- **Supplied information**
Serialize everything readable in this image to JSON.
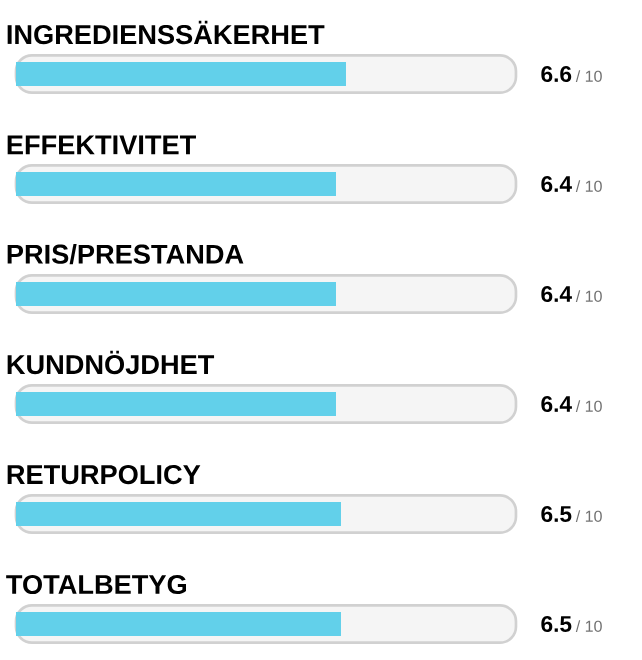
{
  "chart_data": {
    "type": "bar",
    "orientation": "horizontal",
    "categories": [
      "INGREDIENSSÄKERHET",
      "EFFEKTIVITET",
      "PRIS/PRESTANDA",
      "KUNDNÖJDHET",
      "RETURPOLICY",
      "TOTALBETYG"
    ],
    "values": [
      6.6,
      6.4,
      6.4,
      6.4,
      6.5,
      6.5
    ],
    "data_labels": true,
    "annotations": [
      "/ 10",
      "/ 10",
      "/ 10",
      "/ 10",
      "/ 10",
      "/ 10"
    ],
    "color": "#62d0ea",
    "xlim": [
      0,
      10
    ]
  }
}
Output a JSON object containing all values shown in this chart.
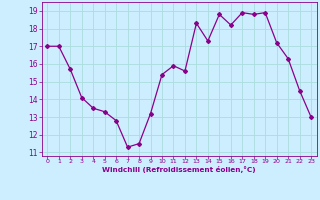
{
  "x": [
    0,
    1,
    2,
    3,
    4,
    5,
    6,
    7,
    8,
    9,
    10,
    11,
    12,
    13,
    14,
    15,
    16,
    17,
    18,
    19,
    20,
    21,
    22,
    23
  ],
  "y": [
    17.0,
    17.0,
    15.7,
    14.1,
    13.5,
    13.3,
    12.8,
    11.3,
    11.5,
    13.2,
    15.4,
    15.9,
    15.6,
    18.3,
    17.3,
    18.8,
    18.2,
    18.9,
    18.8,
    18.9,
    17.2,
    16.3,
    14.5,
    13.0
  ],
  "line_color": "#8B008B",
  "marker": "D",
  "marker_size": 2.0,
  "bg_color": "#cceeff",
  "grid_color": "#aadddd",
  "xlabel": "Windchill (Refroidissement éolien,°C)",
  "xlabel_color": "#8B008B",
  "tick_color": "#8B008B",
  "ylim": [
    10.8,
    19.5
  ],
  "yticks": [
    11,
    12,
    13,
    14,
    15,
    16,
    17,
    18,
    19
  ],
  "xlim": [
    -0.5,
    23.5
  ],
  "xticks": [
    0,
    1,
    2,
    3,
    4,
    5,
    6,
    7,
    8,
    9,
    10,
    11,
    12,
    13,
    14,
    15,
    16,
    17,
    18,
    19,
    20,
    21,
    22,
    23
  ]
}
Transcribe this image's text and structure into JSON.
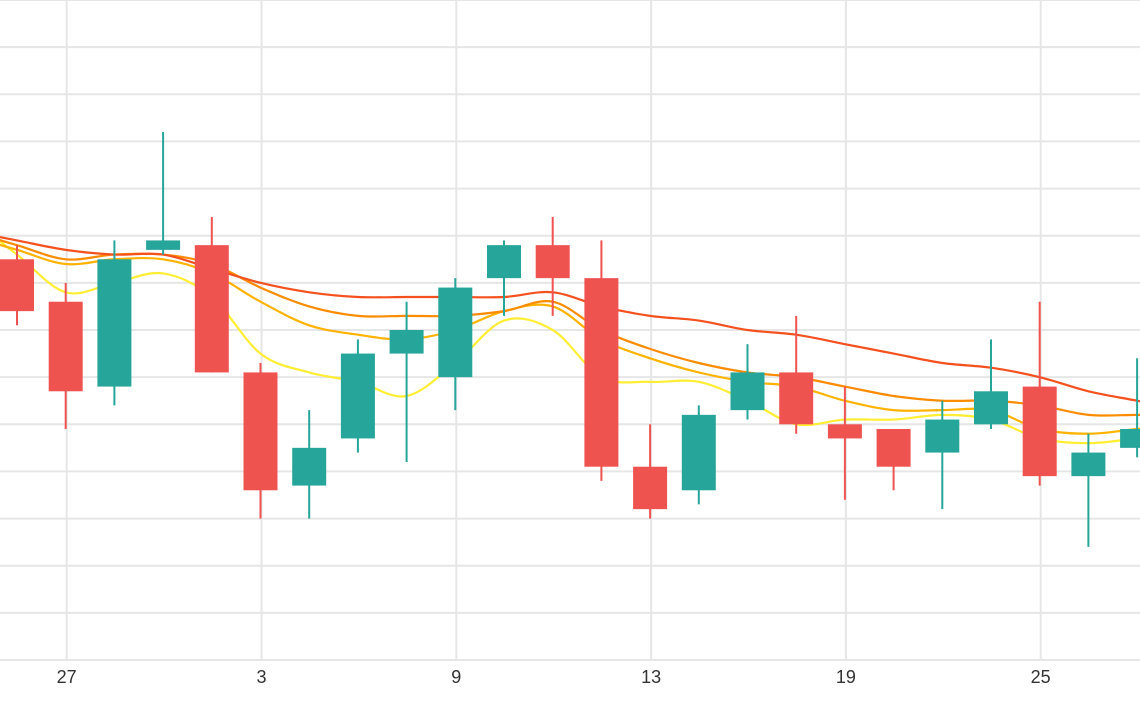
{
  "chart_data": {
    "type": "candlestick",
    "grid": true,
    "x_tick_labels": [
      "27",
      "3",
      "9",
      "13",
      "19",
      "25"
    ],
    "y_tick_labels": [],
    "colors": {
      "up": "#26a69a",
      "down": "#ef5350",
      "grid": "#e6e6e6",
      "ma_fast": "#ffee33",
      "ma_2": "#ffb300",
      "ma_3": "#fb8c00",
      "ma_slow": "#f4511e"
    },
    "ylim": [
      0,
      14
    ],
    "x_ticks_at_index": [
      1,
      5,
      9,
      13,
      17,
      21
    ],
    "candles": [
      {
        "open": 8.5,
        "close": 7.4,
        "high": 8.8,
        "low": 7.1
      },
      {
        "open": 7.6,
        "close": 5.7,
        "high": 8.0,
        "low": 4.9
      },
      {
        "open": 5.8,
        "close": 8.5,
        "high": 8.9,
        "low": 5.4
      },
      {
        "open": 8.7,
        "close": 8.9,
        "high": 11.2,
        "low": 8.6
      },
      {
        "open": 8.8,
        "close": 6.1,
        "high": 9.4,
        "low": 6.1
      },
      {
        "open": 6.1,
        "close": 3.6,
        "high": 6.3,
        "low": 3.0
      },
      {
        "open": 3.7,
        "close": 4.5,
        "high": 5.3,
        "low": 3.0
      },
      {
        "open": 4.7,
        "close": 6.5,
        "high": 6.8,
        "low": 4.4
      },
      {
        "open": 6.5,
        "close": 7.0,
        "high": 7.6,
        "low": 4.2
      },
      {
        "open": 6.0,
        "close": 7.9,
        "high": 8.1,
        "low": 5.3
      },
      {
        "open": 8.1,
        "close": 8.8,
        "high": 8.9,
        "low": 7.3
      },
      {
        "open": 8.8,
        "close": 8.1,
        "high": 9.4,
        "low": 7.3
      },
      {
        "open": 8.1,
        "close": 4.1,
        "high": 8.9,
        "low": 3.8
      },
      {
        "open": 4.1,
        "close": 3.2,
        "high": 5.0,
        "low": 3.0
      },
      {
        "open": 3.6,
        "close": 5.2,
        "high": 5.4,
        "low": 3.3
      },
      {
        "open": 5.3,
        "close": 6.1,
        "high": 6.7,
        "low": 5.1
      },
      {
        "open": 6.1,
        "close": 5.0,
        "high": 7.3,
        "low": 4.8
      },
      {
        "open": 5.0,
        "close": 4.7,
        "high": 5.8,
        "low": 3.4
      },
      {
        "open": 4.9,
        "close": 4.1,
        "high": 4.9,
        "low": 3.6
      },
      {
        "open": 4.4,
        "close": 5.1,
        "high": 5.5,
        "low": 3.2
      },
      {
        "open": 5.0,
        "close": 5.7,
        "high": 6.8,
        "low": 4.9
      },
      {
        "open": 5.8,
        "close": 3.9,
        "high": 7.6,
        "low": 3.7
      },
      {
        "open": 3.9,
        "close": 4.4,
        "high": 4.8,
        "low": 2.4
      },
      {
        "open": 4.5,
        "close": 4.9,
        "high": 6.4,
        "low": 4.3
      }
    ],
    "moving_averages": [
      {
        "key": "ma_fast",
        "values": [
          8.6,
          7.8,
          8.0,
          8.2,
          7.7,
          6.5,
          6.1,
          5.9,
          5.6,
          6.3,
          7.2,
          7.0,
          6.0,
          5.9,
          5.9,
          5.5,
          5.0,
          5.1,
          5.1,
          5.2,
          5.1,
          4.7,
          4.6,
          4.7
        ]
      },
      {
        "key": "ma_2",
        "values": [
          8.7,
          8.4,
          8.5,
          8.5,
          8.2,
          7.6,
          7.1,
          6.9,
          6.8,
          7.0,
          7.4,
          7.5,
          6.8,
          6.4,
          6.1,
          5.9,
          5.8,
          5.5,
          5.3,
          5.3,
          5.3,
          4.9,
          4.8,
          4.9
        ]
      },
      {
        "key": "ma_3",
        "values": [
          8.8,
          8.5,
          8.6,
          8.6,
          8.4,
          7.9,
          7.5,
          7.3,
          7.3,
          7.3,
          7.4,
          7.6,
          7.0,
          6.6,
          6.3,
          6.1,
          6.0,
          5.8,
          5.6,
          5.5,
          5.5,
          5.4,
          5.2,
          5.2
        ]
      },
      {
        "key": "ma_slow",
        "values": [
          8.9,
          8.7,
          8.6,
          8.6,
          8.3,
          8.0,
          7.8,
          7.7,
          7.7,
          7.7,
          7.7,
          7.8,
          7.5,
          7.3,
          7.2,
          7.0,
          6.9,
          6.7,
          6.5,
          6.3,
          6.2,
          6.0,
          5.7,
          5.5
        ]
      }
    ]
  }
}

- **Task requirements**
List the lines of the entries that include "image".

- **Worked answer**
Serialize everything readable in this image to JSON.
Transcribe this image's text and structure into JSON.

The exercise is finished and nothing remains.